*Task directions:* Take the listing and print it in full, exactly as given.

[Start Supplied records]

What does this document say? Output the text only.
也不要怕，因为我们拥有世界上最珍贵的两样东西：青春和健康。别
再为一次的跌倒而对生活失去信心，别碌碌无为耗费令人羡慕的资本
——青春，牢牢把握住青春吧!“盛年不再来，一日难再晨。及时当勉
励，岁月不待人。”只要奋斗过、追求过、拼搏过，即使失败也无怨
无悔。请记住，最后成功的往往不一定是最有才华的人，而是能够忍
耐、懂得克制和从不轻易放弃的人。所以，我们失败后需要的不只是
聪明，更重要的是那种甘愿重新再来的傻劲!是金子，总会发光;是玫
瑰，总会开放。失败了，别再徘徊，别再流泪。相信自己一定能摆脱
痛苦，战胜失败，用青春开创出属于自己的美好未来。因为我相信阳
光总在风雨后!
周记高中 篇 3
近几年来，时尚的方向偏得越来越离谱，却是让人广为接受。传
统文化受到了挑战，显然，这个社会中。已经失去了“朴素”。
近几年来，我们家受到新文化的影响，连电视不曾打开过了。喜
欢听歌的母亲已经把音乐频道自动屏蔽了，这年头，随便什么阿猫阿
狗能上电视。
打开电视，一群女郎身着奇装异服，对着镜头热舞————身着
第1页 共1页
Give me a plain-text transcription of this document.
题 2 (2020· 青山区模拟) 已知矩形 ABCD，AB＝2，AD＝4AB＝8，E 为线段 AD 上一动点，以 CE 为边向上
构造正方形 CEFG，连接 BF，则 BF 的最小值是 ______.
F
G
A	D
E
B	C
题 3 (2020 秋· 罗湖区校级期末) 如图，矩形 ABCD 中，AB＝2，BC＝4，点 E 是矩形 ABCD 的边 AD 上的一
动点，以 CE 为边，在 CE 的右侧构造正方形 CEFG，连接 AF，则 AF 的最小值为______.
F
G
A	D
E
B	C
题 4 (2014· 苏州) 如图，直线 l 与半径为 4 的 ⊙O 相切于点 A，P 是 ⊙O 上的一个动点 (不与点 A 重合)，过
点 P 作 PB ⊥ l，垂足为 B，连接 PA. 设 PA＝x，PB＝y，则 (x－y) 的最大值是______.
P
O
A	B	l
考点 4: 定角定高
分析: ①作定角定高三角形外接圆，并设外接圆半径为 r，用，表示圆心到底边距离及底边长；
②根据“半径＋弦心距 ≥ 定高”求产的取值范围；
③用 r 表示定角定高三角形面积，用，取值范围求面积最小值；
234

[End Supplied records]

*Answer to the problem:*
What does this document say? Output the text only.
也不要怕，因为我们拥有世界上最珍贵的两样东西：青春和健康。别
再为一次的跌倒而对生活失去信心，别碌碌无为耗费令人羡慕的资本
——青春，牢牢把握住青春吧!“盛年不再来，一日难再晨。及时当勉
励，岁月不待人。”只要奋斗过、追求过、拼搏过，即使失败也无怨
无悔。请记住，最后成功的往往不一定是最有才华的人，而是能够忍
耐、懂得克制和从不轻易放弃的人。所以，我们失败后需要的不只是
聪明，更重要的是那种甘愿重新再来的傻劲!是金子，总会发光;是玫
瑰，总会开放。失败了，别再徘徊，别再流泪。相信自己一定能摆脱
痛苦，战胜失败，用青春开创出属于自己的美好未来。因为我相信阳
光总在风雨后!
周记高中 篇 3
近几年来，时尚的方向偏得越来越离谱，却是让人广为接受。传
统文化受到了挑战，显然，这个社会中。已经失去了“朴素”。
近几年来，我们家受到新文化的影响，连电视不曾打开过了。喜
欢听歌的母亲已经把音乐频道自动屏蔽了，这年头，随便什么阿猫阿
狗能上电视。
打开电视，一群女郎身着奇装异服，对着镜头热舞————身着
第1页 共1页
Give me a plain-text transcription of this document.
题 2 (2020· 青山区模拟) 已知矩形 ABCD，AB＝2，AD＝4AB＝8，E 为线段 AD 上一动点，以 CE 为边向上
构造正方形 CEFG，连接 BF，则 BF 的最小值是 ______.
F
G
A	D
E
B	C
题 3 (2020 秋· 罗湖区校级期末) 如图，矩形 ABCD 中，AB＝2，BC＝4，点 E 是矩形 ABCD 的边 AD 上的一
动点，以 CE 为边，在 CE 的右侧构造正方形 CEFG，连接 AF，则 AF 的最小值为______.
F
G
A	D
E
B	C
题 4 (2014· 苏州) 如图，直线 l 与半径为 4 的 ⊙O 相切于点 A，P 是 ⊙O 上的一个动点 (不与点 A 重合)，过
点 P 作 PB ⊥ l，垂足为 B，连接 PA. 设 PA＝x，PB＝y，则 (x－y) 的最大值是______.
P
O
A	B	l
考点 4: 定角定高
分析: ①作定角定高三角形外接圆，并设外接圆半径为 r，用，表示圆心到底边距离及底边长；
②根据“半径＋弦心距 ≥ 定高”求产的取值范围；
③用 r 表示定角定高三角形面积，用，取值范围求面积最小值；
234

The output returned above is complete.